AIM OF THE EXERCISE: Repeat each entry in full, exactly.
-- start INPUT --
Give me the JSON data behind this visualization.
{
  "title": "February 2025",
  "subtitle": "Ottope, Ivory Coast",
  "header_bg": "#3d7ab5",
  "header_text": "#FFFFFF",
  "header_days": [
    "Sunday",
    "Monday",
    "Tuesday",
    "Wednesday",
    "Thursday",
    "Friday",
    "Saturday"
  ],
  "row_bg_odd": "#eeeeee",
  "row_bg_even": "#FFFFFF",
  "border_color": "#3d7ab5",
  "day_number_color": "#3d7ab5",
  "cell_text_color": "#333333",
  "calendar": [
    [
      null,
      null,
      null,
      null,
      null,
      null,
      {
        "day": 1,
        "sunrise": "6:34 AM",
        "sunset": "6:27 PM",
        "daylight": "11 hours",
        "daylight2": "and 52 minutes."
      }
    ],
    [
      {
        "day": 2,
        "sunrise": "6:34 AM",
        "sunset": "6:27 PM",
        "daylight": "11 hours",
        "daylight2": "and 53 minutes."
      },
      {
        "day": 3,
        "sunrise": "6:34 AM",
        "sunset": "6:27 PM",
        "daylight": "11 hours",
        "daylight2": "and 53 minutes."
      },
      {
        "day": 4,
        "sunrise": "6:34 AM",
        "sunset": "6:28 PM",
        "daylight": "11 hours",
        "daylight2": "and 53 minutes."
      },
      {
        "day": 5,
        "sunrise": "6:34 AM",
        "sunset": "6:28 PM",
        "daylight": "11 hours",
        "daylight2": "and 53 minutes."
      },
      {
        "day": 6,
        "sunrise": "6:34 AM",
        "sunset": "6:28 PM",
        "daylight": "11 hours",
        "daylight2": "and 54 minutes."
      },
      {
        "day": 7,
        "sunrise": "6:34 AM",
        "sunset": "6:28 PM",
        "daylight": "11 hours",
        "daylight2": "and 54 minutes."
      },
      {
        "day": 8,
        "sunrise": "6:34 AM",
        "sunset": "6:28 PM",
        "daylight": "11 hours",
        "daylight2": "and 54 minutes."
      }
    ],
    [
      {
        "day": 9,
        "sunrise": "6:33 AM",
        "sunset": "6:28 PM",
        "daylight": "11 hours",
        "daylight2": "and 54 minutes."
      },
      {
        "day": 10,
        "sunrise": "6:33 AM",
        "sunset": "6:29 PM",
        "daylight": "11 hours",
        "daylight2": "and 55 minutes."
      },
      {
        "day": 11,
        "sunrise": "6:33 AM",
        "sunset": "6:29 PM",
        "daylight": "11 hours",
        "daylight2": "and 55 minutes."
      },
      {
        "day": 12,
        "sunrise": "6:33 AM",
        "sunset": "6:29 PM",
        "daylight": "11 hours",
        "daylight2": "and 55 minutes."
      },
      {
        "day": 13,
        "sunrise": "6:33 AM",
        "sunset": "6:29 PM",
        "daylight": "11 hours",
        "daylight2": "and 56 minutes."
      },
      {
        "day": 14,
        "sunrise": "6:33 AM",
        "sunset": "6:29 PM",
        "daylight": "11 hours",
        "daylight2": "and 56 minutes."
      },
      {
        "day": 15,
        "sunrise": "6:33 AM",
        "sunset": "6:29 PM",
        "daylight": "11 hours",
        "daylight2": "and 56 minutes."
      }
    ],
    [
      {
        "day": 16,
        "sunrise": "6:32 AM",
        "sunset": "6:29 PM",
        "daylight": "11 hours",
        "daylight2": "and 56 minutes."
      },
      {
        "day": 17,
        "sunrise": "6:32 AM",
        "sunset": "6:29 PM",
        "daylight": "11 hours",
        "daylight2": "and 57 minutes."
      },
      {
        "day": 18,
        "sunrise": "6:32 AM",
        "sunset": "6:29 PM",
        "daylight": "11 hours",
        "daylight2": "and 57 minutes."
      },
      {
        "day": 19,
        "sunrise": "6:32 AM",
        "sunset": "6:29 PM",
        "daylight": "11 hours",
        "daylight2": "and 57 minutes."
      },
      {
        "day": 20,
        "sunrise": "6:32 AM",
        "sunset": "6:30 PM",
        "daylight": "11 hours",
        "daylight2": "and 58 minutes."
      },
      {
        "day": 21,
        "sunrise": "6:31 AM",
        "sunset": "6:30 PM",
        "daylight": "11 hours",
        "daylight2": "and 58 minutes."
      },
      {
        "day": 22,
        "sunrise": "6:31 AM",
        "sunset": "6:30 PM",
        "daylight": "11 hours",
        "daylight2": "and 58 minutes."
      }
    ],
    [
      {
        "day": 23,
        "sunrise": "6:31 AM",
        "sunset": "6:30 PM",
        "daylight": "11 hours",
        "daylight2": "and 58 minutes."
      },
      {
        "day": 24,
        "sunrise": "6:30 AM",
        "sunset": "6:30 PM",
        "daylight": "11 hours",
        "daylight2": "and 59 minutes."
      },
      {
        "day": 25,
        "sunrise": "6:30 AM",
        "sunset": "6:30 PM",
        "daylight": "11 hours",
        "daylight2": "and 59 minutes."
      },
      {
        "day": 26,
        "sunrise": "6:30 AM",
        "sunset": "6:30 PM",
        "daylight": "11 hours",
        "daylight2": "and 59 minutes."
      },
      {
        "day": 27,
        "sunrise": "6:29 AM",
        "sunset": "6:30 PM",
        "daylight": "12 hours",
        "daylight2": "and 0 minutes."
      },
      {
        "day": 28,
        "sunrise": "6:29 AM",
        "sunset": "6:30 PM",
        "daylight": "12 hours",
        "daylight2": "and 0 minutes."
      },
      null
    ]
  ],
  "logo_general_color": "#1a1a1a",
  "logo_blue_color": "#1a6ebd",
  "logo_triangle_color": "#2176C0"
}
-- end INPUT --
EXERCISE RESPONSE:
Give me the JSON data behind this visualization.
{
  "title": "February 2025",
  "subtitle": "Ottope, Ivory Coast",
  "header_bg": "#3d7ab5",
  "header_text": "#FFFFFF",
  "header_days": [
    "Sunday",
    "Monday",
    "Tuesday",
    "Wednesday",
    "Thursday",
    "Friday",
    "Saturday"
  ],
  "row_bg_odd": "#eeeeee",
  "row_bg_even": "#FFFFFF",
  "border_color": "#3d7ab5",
  "day_number_color": "#3d7ab5",
  "cell_text_color": "#333333",
  "calendar": [
    [
      null,
      null,
      null,
      null,
      null,
      null,
      {
        "day": 1,
        "sunrise": "6:34 AM",
        "sunset": "6:27 PM",
        "daylight": "11 hours",
        "daylight2": "and 52 minutes."
      }
    ],
    [
      {
        "day": 2,
        "sunrise": "6:34 AM",
        "sunset": "6:27 PM",
        "daylight": "11 hours",
        "daylight2": "and 53 minutes."
      },
      {
        "day": 3,
        "sunrise": "6:34 AM",
        "sunset": "6:27 PM",
        "daylight": "11 hours",
        "daylight2": "and 53 minutes."
      },
      {
        "day": 4,
        "sunrise": "6:34 AM",
        "sunset": "6:28 PM",
        "daylight": "11 hours",
        "daylight2": "and 53 minutes."
      },
      {
        "day": 5,
        "sunrise": "6:34 AM",
        "sunset": "6:28 PM",
        "daylight": "11 hours",
        "daylight2": "and 53 minutes."
      },
      {
        "day": 6,
        "sunrise": "6:34 AM",
        "sunset": "6:28 PM",
        "daylight": "11 hours",
        "daylight2": "and 54 minutes."
      },
      {
        "day": 7,
        "sunrise": "6:34 AM",
        "sunset": "6:28 PM",
        "daylight": "11 hours",
        "daylight2": "and 54 minutes."
      },
      {
        "day": 8,
        "sunrise": "6:34 AM",
        "sunset": "6:28 PM",
        "daylight": "11 hours",
        "daylight2": "and 54 minutes."
      }
    ],
    [
      {
        "day": 9,
        "sunrise": "6:33 AM",
        "sunset": "6:28 PM",
        "daylight": "11 hours",
        "daylight2": "and 54 minutes."
      },
      {
        "day": 10,
        "sunrise": "6:33 AM",
        "sunset": "6:29 PM",
        "daylight": "11 hours",
        "daylight2": "and 55 minutes."
      },
      {
        "day": 11,
        "sunrise": "6:33 AM",
        "sunset": "6:29 PM",
        "daylight": "11 hours",
        "daylight2": "and 55 minutes."
      },
      {
        "day": 12,
        "sunrise": "6:33 AM",
        "sunset": "6:29 PM",
        "daylight": "11 hours",
        "daylight2": "and 55 minutes."
      },
      {
        "day": 13,
        "sunrise": "6:33 AM",
        "sunset": "6:29 PM",
        "daylight": "11 hours",
        "daylight2": "and 56 minutes."
      },
      {
        "day": 14,
        "sunrise": "6:33 AM",
        "sunset": "6:29 PM",
        "daylight": "11 hours",
        "daylight2": "and 56 minutes."
      },
      {
        "day": 15,
        "sunrise": "6:33 AM",
        "sunset": "6:29 PM",
        "daylight": "11 hours",
        "daylight2": "and 56 minutes."
      }
    ],
    [
      {
        "day": 16,
        "sunrise": "6:32 AM",
        "sunset": "6:29 PM",
        "daylight": "11 hours",
        "daylight2": "and 56 minutes."
      },
      {
        "day": 17,
        "sunrise": "6:32 AM",
        "sunset": "6:29 PM",
        "daylight": "11 hours",
        "daylight2": "and 57 minutes."
      },
      {
        "day": 18,
        "sunrise": "6:32 AM",
        "sunset": "6:29 PM",
        "daylight": "11 hours",
        "daylight2": "and 57 minutes."
      },
      {
        "day": 19,
        "sunrise": "6:32 AM",
        "sunset": "6:29 PM",
        "daylight": "11 hours",
        "daylight2": "and 57 minutes."
      },
      {
        "day": 20,
        "sunrise": "6:32 AM",
        "sunset": "6:30 PM",
        "daylight": "11 hours",
        "daylight2": "and 58 minutes."
      },
      {
        "day": 21,
        "sunrise": "6:31 AM",
        "sunset": "6:30 PM",
        "daylight": "11 hours",
        "daylight2": "and 58 minutes."
      },
      {
        "day": 22,
        "sunrise": "6:31 AM",
        "sunset": "6:30 PM",
        "daylight": "11 hours",
        "daylight2": "and 58 minutes."
      }
    ],
    [
      {
        "day": 23,
        "sunrise": "6:31 AM",
        "sunset": "6:30 PM",
        "daylight": "11 hours",
        "daylight2": "and 58 minutes."
      },
      {
        "day": 24,
        "sunrise": "6:30 AM",
        "sunset": "6:30 PM",
        "daylight": "11 hours",
        "daylight2": "and 59 minutes."
      },
      {
        "day": 25,
        "sunrise": "6:30 AM",
        "sunset": "6:30 PM",
        "daylight": "11 hours",
        "daylight2": "and 59 minutes."
      },
      {
        "day": 26,
        "sunrise": "6:30 AM",
        "sunset": "6:30 PM",
        "daylight": "11 hours",
        "daylight2": "and 59 minutes."
      },
      {
        "day": 27,
        "sunrise": "6:29 AM",
        "sunset": "6:30 PM",
        "daylight": "12 hours",
        "daylight2": "and 0 minutes."
      },
      {
        "day": 28,
        "sunrise": "6:29 AM",
        "sunset": "6:30 PM",
        "daylight": "12 hours",
        "daylight2": "and 0 minutes."
      },
      null
    ]
  ],
  "logo_general_color": "#1a1a1a",
  "logo_blue_color": "#1a6ebd",
  "logo_triangle_color": "#2176C0"
}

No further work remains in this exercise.